◆ Short exercise
Give all the lines below again, exactly, with no pictures.

◆ Dataset rows
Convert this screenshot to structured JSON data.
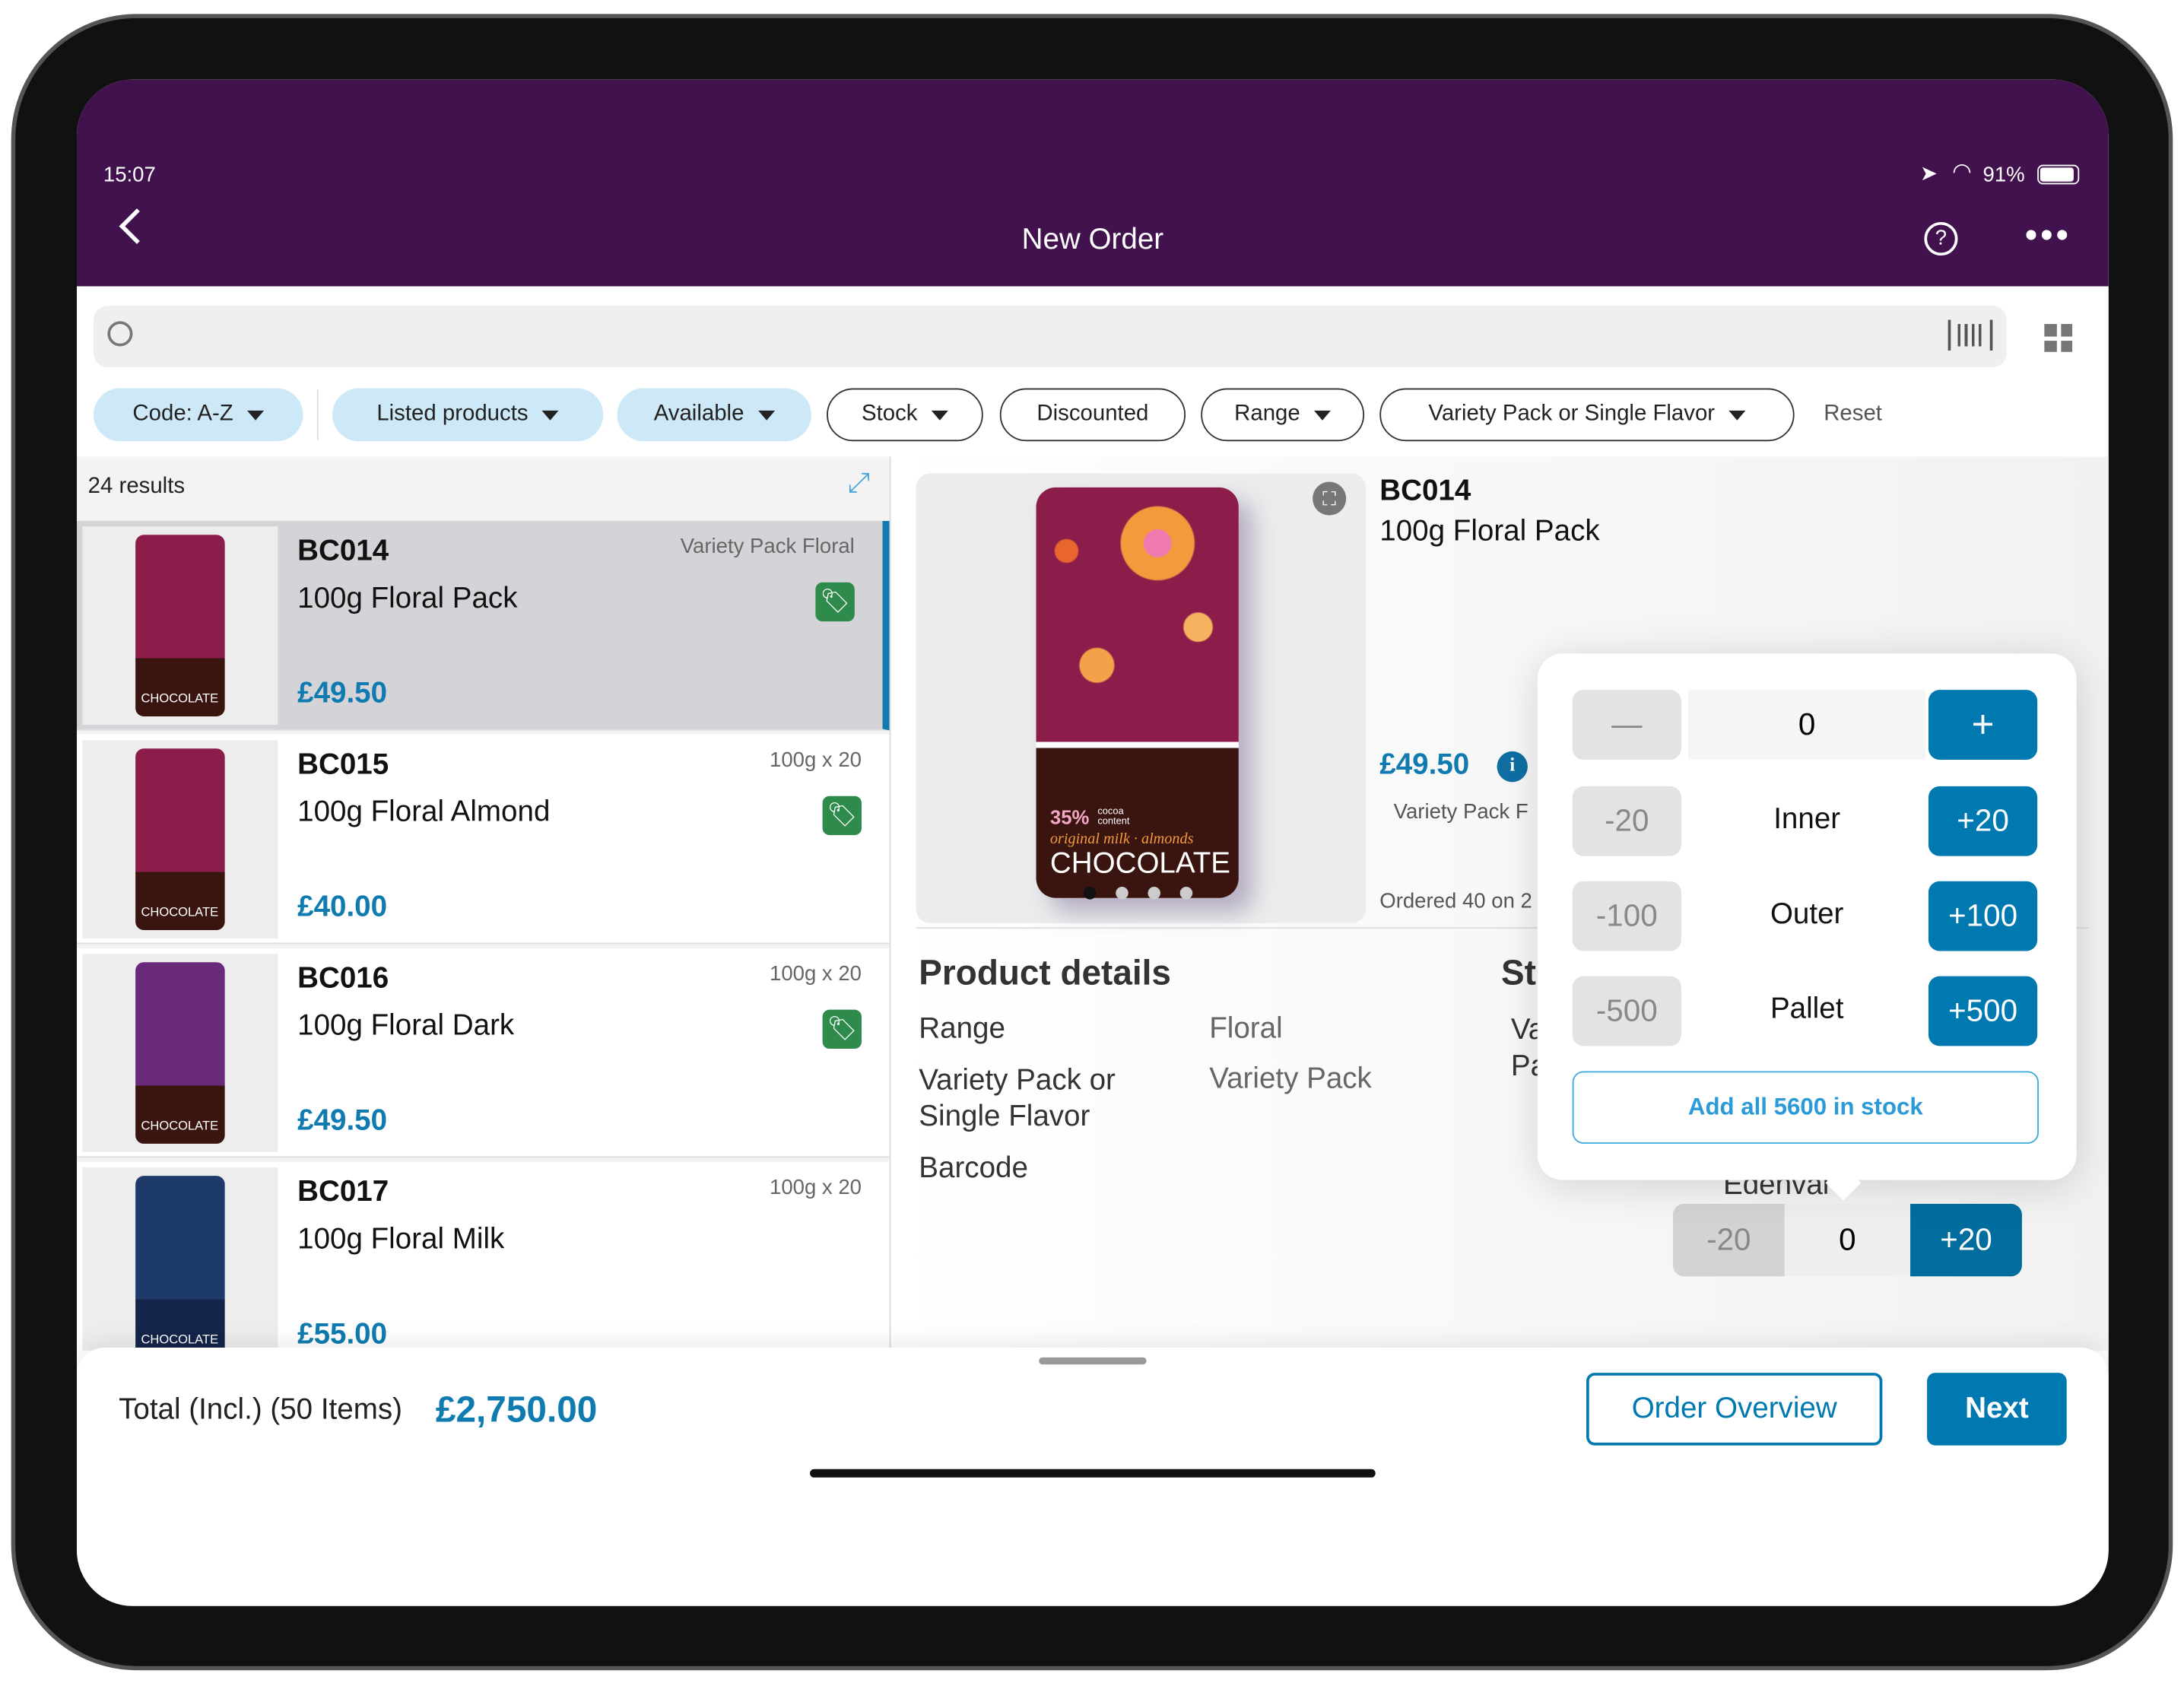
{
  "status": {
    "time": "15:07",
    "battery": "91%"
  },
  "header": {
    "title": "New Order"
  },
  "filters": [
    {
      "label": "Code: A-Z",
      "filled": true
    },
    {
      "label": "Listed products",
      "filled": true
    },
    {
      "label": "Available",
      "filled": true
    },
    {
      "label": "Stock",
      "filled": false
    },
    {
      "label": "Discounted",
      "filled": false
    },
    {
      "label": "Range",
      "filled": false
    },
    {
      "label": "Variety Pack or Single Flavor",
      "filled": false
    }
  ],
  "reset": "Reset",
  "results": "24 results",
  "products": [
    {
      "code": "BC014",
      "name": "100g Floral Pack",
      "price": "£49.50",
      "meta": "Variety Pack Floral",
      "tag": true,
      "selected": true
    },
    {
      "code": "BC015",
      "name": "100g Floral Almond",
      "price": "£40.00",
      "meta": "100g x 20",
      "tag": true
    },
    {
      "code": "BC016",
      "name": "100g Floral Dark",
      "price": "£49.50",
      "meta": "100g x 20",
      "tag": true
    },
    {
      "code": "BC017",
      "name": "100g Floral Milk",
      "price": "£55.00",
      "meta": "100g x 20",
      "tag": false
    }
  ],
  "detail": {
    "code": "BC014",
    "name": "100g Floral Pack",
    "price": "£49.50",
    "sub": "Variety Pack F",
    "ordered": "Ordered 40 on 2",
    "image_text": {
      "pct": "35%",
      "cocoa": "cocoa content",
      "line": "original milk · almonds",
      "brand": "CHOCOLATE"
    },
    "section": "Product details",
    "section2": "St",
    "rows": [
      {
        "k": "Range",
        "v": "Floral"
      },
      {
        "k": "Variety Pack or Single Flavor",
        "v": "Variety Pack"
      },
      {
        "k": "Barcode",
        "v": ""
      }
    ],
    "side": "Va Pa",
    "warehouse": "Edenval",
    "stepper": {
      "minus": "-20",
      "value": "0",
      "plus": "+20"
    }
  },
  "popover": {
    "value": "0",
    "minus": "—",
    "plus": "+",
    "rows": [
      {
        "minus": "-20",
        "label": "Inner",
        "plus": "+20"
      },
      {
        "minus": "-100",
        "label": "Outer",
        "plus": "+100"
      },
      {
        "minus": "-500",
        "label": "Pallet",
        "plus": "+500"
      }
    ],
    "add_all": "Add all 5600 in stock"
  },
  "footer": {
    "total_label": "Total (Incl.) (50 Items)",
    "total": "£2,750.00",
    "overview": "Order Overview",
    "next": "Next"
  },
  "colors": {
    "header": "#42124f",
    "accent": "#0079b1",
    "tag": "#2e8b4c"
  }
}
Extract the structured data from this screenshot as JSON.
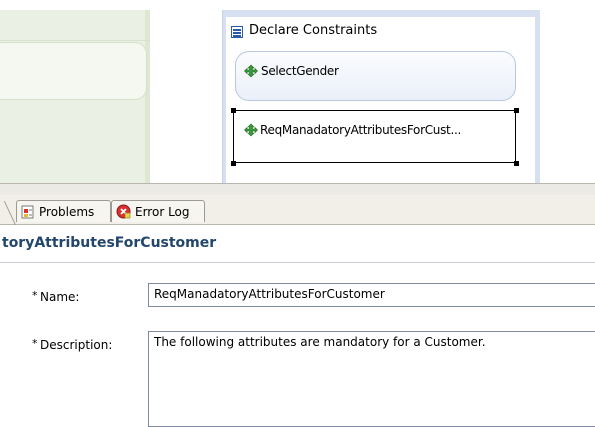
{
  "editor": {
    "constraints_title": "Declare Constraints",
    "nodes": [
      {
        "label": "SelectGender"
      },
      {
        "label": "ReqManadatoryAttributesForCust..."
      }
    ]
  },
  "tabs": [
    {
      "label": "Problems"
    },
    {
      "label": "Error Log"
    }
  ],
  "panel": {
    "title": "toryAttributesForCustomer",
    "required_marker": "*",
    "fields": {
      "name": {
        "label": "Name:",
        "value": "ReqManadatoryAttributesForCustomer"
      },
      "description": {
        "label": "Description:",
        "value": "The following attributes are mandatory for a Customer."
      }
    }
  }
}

◆ Complete answer
Convert this screenshot to structured JSON data.
{
  "status": {
    "time": "15:07",
    "battery": "91%"
  },
  "header": {
    "title": "New Order"
  },
  "filters": [
    {
      "label": "Code: A-Z",
      "filled": true
    },
    {
      "label": "Listed products",
      "filled": true
    },
    {
      "label": "Available",
      "filled": true
    },
    {
      "label": "Stock",
      "filled": false
    },
    {
      "label": "Discounted",
      "filled": false
    },
    {
      "label": "Range",
      "filled": false
    },
    {
      "label": "Variety Pack or Single Flavor",
      "filled": false
    }
  ],
  "reset": "Reset",
  "results": "24 results",
  "products": [
    {
      "code": "BC014",
      "name": "100g Floral Pack",
      "price": "£49.50",
      "meta": "Variety Pack Floral",
      "tag": true,
      "selected": true
    },
    {
      "code": "BC015",
      "name": "100g Floral Almond",
      "price": "£40.00",
      "meta": "100g x 20",
      "tag": true
    },
    {
      "code": "BC016",
      "name": "100g Floral Dark",
      "price": "£49.50",
      "meta": "100g x 20",
      "tag": true
    },
    {
      "code": "BC017",
      "name": "100g Floral Milk",
      "price": "£55.00",
      "meta": "100g x 20",
      "tag": false
    }
  ],
  "detail": {
    "code": "BC014",
    "name": "100g Floral Pack",
    "price": "£49.50",
    "sub": "Variety Pack F",
    "ordered": "Ordered 40 on 2",
    "image_text": {
      "pct": "35%",
      "cocoa": "cocoa content",
      "line": "original milk · almonds",
      "brand": "CHOCOLATE"
    },
    "section": "Product details",
    "section2": "St",
    "rows": [
      {
        "k": "Range",
        "v": "Floral"
      },
      {
        "k": "Variety Pack or Single Flavor",
        "v": "Variety Pack"
      },
      {
        "k": "Barcode",
        "v": ""
      }
    ],
    "side": "Va Pa",
    "warehouse": "Edenval",
    "stepper": {
      "minus": "-20",
      "value": "0",
      "plus": "+20"
    }
  },
  "popover": {
    "value": "0",
    "minus": "—",
    "plus": "+",
    "rows": [
      {
        "minus": "-20",
        "label": "Inner",
        "plus": "+20"
      },
      {
        "minus": "-100",
        "label": "Outer",
        "plus": "+100"
      },
      {
        "minus": "-500",
        "label": "Pallet",
        "plus": "+500"
      }
    ],
    "add_all": "Add all 5600 in stock"
  },
  "footer": {
    "total_label": "Total (Incl.) (50 Items)",
    "total": "£2,750.00",
    "overview": "Order Overview",
    "next": "Next"
  },
  "colors": {
    "header": "#42124f",
    "accent": "#0079b1",
    "tag": "#2e8b4c"
  }
}
Extract the structured data from this screenshot as JSON.
{
  "editor": {
    "constraints_title": "Declare Constraints",
    "nodes": [
      {
        "label": "SelectGender"
      },
      {
        "label": "ReqManadatoryAttributesForCust..."
      }
    ]
  },
  "tabs": [
    {
      "label": "Problems"
    },
    {
      "label": "Error Log"
    }
  ],
  "panel": {
    "title": "toryAttributesForCustomer",
    "required_marker": "*",
    "fields": {
      "name": {
        "label": "Name:",
        "value": "ReqManadatoryAttributesForCustomer"
      },
      "description": {
        "label": "Description:",
        "value": "The following attributes are mandatory for a Customer."
      }
    }
  }
}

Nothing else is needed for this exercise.